#### WHAT IS EXPECTED:
Of all the lines in the records, how many hold the word "content"? Answer with the number only.

#### MATERIAL FOR THIS TASK:
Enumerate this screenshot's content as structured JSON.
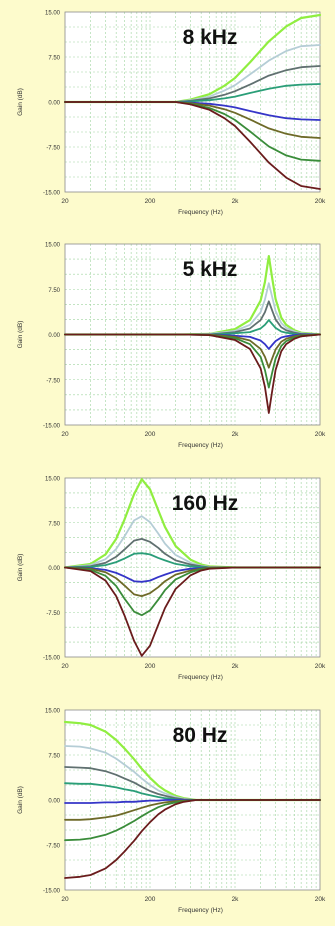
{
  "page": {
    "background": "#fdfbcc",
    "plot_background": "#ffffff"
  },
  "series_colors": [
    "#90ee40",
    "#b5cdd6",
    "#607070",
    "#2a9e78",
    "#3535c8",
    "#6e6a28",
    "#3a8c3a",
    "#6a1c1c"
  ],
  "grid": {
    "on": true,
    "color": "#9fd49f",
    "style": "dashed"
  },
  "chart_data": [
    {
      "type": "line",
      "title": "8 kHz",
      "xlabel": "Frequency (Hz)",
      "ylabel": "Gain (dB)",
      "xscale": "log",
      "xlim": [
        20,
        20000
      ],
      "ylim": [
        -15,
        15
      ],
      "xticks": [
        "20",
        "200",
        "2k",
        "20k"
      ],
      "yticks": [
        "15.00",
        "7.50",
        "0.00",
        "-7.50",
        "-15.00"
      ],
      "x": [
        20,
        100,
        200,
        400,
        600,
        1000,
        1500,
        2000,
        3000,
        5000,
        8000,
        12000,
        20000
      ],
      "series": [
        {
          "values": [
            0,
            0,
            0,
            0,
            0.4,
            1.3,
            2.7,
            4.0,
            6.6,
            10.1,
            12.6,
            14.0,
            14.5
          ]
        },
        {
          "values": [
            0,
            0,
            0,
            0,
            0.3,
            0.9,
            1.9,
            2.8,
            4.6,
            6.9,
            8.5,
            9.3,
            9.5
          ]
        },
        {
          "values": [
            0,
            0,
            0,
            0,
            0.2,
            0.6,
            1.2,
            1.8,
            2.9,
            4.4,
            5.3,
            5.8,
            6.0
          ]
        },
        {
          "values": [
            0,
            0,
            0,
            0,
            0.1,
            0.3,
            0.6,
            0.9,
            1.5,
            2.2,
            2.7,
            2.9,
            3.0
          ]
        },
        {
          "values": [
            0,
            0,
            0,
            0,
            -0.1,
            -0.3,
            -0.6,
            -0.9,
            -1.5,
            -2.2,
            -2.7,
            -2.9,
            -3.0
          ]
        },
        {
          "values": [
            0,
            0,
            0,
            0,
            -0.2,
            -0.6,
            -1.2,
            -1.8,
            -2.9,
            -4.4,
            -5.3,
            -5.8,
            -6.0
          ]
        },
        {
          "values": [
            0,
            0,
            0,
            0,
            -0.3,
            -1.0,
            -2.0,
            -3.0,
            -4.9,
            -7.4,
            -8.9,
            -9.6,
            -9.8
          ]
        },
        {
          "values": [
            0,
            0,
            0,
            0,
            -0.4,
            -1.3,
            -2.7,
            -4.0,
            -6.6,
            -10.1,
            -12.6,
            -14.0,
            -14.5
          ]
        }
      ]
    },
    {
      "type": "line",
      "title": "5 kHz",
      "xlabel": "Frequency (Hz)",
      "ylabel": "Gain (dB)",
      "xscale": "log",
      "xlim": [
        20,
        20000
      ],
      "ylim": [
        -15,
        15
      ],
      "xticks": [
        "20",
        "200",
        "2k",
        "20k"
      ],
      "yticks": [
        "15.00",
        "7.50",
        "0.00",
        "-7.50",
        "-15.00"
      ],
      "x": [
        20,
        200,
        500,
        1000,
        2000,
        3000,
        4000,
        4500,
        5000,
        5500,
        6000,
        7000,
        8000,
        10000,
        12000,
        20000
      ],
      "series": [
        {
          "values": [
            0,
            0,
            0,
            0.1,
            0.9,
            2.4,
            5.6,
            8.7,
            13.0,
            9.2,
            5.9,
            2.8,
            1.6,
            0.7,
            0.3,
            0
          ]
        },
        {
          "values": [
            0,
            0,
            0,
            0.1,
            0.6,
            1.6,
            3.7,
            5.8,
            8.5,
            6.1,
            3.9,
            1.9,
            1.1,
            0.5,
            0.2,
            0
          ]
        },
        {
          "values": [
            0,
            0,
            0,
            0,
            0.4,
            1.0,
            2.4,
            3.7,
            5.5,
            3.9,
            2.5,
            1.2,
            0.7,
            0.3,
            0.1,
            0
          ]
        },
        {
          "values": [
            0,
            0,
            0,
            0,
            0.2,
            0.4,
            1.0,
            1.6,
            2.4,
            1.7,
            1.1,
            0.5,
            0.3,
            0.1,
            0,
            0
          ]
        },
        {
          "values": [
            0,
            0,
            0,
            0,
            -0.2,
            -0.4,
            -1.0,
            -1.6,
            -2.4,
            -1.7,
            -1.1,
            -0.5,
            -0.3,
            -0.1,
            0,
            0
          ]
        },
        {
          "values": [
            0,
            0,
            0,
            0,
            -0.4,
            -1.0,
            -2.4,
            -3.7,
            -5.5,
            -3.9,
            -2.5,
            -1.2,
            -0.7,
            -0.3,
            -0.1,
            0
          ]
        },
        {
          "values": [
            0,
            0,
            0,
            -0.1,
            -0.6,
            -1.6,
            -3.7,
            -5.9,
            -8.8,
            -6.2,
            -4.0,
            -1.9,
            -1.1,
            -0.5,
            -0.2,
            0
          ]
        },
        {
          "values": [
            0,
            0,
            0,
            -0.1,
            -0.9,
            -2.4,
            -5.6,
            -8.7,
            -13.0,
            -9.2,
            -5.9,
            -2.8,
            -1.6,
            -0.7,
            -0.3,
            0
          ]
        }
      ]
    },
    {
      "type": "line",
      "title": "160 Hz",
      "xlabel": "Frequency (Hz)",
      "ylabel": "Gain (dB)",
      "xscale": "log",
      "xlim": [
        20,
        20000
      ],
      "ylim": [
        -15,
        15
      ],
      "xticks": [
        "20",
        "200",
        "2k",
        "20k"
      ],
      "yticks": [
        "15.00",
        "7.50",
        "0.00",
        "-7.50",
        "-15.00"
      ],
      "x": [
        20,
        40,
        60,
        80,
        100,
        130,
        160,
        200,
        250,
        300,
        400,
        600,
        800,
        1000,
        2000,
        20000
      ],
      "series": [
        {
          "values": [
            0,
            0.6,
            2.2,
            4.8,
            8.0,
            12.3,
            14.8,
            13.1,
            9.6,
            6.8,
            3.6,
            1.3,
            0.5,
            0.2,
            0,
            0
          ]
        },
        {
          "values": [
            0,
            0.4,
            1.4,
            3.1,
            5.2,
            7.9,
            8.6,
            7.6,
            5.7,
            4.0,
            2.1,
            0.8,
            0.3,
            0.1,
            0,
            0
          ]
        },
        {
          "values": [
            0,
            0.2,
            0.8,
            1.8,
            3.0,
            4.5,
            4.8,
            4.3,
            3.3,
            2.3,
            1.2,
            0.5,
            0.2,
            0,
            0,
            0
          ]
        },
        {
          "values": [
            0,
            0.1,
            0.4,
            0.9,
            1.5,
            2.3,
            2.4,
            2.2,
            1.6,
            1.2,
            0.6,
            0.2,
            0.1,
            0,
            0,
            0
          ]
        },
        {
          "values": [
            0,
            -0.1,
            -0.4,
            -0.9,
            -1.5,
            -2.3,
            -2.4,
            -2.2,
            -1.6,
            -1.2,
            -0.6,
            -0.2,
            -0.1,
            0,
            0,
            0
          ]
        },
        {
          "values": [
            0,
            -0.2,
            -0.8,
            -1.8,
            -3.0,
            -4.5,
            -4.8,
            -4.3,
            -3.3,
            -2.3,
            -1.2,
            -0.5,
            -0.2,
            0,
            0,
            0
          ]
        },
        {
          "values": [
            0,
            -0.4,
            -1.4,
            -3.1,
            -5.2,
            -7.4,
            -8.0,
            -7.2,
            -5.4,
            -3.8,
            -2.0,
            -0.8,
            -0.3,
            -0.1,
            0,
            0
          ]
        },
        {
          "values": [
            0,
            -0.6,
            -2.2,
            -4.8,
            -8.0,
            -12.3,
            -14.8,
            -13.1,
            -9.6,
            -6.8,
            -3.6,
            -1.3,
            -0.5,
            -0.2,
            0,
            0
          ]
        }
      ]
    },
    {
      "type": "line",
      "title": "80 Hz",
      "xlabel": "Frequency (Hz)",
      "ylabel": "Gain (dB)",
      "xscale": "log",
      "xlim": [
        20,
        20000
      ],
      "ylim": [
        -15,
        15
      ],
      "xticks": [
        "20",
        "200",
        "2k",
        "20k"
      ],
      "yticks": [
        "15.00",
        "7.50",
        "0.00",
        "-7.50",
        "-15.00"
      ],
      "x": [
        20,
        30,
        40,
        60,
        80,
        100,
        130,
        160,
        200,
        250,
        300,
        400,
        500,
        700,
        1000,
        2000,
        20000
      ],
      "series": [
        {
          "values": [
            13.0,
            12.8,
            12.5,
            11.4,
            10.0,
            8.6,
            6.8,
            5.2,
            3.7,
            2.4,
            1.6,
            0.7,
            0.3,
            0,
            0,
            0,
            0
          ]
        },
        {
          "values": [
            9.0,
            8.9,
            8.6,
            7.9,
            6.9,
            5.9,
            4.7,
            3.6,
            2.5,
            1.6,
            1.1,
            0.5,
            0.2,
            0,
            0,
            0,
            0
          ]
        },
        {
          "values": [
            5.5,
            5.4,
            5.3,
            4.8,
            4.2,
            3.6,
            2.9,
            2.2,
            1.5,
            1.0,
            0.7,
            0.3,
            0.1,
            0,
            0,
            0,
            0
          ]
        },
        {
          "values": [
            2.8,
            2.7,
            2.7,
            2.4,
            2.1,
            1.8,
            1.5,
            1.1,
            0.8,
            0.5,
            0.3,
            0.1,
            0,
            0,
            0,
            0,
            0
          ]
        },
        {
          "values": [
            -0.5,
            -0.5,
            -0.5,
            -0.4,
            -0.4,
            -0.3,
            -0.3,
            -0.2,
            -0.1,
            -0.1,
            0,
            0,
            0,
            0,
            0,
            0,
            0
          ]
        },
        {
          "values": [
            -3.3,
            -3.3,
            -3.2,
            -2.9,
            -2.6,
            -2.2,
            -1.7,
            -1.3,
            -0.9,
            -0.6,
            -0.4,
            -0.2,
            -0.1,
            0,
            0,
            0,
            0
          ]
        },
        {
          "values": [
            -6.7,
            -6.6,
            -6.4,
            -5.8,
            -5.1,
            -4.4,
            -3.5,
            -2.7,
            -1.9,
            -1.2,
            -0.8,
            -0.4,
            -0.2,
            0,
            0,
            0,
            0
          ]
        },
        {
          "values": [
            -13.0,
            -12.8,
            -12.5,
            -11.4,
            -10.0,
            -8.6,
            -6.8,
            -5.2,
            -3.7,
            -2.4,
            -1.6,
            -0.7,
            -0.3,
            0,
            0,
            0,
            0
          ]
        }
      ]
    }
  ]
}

==

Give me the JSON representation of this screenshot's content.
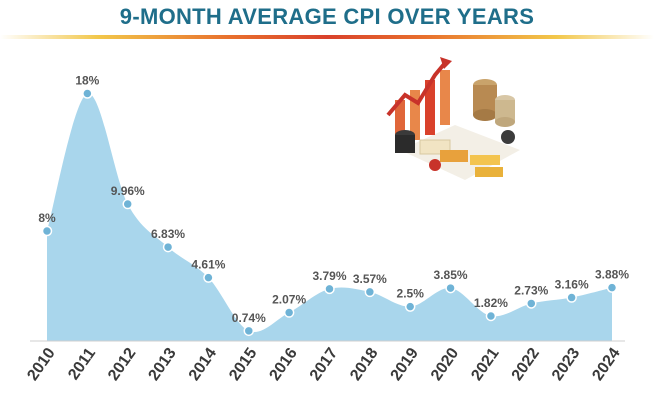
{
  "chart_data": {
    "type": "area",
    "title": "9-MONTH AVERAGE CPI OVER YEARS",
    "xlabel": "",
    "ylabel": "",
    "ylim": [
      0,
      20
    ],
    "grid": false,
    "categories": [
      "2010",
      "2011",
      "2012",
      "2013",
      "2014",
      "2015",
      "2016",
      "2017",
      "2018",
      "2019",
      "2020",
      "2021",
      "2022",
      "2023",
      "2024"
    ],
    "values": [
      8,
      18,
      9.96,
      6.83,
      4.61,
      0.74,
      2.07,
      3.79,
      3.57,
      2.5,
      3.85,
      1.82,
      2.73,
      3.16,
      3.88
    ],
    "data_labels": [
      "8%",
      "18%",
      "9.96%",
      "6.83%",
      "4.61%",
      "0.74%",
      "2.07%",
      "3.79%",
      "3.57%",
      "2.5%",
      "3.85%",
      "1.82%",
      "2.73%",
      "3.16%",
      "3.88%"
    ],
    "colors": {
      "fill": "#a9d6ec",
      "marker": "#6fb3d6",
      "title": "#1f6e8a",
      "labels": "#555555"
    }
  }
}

---

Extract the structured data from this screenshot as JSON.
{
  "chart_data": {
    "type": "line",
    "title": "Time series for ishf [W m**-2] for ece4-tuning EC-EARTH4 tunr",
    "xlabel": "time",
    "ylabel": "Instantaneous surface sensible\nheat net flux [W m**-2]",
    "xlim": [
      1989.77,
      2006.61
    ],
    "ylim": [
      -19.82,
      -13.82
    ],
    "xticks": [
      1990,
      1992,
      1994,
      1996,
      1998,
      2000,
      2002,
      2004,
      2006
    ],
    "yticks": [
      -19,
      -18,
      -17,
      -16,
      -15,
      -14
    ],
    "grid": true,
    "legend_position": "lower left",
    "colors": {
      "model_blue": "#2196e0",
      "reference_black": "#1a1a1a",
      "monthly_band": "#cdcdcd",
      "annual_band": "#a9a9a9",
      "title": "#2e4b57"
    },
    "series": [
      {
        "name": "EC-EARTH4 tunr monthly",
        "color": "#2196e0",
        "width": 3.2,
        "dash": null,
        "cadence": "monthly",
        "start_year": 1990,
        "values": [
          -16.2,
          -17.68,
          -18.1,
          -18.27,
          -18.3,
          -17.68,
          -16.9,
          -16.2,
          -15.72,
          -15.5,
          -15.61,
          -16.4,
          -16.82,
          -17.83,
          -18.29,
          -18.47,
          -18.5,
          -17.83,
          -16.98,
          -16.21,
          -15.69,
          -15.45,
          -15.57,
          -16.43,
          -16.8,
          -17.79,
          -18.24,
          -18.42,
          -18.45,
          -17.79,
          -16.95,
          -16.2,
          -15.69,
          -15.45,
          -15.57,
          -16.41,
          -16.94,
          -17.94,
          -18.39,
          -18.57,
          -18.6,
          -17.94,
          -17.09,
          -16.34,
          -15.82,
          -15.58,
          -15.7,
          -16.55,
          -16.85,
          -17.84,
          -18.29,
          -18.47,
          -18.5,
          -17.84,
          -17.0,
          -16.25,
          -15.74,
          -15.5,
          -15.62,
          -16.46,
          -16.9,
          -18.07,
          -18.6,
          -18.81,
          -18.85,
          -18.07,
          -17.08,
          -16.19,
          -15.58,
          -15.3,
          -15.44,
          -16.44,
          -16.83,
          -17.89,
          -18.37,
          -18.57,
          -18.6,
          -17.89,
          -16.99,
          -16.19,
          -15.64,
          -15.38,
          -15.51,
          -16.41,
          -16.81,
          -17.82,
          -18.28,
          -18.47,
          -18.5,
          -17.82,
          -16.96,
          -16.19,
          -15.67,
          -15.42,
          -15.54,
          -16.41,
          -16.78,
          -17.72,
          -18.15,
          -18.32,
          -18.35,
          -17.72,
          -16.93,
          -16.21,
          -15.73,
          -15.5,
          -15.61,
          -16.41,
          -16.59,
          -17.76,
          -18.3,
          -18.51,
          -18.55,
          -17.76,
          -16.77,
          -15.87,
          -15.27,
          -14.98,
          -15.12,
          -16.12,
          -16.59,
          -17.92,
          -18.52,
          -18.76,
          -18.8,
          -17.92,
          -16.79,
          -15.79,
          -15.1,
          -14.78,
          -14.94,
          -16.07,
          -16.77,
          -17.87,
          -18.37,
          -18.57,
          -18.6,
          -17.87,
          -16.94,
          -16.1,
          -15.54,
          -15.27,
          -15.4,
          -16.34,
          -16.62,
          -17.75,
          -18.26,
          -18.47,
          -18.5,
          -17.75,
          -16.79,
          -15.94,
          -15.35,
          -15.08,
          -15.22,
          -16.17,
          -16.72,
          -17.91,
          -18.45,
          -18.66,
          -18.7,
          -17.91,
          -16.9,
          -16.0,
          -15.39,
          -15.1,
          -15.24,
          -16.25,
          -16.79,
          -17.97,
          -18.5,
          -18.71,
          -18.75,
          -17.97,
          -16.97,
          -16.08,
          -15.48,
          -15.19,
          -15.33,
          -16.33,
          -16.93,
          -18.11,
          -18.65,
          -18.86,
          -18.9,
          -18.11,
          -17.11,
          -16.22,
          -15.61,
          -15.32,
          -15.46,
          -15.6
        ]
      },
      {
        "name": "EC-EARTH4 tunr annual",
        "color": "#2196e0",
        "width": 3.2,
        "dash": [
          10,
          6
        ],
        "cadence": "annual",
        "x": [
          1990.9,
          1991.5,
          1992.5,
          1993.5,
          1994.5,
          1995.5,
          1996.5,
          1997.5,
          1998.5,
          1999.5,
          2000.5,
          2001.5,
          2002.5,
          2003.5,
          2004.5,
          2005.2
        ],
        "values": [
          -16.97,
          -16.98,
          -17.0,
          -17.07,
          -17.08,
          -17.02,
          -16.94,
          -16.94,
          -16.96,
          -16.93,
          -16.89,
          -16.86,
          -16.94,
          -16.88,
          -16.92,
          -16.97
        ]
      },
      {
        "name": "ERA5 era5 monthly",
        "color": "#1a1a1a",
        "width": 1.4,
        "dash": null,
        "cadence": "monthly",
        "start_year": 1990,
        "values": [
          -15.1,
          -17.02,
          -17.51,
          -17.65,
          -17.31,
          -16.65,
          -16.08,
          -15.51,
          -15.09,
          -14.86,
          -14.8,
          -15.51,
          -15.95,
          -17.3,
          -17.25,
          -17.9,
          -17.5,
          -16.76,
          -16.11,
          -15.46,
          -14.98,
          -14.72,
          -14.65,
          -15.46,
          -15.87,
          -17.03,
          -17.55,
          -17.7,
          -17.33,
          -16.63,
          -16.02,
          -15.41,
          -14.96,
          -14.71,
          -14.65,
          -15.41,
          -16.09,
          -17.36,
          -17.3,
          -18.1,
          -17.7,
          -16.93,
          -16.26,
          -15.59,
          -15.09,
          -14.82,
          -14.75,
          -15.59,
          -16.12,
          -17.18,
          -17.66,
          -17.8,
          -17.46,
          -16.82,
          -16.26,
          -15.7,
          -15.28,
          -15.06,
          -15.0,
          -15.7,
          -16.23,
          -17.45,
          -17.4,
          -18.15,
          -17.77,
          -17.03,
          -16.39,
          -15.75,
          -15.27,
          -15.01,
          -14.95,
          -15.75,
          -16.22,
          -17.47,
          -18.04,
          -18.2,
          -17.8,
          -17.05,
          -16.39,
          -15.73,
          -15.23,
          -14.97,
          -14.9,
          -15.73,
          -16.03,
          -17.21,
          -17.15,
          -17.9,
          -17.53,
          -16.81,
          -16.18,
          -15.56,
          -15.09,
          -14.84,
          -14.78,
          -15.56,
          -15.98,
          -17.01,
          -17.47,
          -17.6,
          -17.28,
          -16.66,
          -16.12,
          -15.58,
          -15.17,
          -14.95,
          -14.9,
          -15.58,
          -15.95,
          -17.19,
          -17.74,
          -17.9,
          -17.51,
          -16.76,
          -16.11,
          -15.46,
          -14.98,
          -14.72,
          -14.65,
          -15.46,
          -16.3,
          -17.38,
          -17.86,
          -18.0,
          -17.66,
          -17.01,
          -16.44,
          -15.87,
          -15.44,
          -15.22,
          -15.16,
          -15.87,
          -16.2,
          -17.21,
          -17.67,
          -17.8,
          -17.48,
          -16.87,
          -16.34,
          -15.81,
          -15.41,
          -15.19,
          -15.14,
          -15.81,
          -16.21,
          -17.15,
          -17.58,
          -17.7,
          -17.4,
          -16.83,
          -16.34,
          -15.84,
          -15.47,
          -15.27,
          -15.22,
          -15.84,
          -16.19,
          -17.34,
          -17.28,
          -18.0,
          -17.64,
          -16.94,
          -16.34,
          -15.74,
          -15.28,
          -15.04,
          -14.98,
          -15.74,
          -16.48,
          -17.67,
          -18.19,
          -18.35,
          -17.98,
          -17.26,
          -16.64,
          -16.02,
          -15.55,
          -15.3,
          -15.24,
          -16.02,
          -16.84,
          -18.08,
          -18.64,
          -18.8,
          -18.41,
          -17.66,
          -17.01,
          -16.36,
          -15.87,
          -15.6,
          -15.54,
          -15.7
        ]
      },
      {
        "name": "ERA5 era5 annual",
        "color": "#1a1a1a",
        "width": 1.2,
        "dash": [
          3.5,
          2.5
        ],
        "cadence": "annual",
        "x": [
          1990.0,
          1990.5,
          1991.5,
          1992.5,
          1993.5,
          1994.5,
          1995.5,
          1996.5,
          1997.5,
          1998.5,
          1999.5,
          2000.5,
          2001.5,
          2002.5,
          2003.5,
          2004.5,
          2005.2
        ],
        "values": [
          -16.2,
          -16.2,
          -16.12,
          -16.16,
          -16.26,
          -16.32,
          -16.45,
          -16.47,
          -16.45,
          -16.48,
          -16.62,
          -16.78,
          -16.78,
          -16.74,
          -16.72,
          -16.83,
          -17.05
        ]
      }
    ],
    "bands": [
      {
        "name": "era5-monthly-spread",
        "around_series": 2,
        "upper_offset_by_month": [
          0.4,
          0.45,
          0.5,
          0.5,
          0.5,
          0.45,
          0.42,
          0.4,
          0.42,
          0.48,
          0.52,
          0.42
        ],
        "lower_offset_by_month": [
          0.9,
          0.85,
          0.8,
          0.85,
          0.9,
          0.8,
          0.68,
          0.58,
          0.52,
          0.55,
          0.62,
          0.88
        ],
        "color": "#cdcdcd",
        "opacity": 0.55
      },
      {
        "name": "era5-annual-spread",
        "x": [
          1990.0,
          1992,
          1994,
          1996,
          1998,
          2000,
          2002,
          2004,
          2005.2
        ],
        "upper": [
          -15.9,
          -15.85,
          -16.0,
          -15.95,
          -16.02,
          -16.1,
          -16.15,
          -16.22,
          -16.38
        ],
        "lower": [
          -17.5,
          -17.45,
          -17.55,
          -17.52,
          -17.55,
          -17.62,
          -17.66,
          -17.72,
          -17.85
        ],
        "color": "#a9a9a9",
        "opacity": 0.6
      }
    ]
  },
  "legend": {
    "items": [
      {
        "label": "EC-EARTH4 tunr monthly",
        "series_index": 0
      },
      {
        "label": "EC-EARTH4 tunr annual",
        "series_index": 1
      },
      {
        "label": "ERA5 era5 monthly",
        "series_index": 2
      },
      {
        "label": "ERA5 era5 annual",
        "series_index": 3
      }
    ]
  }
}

#### COMPLETED TASK:
2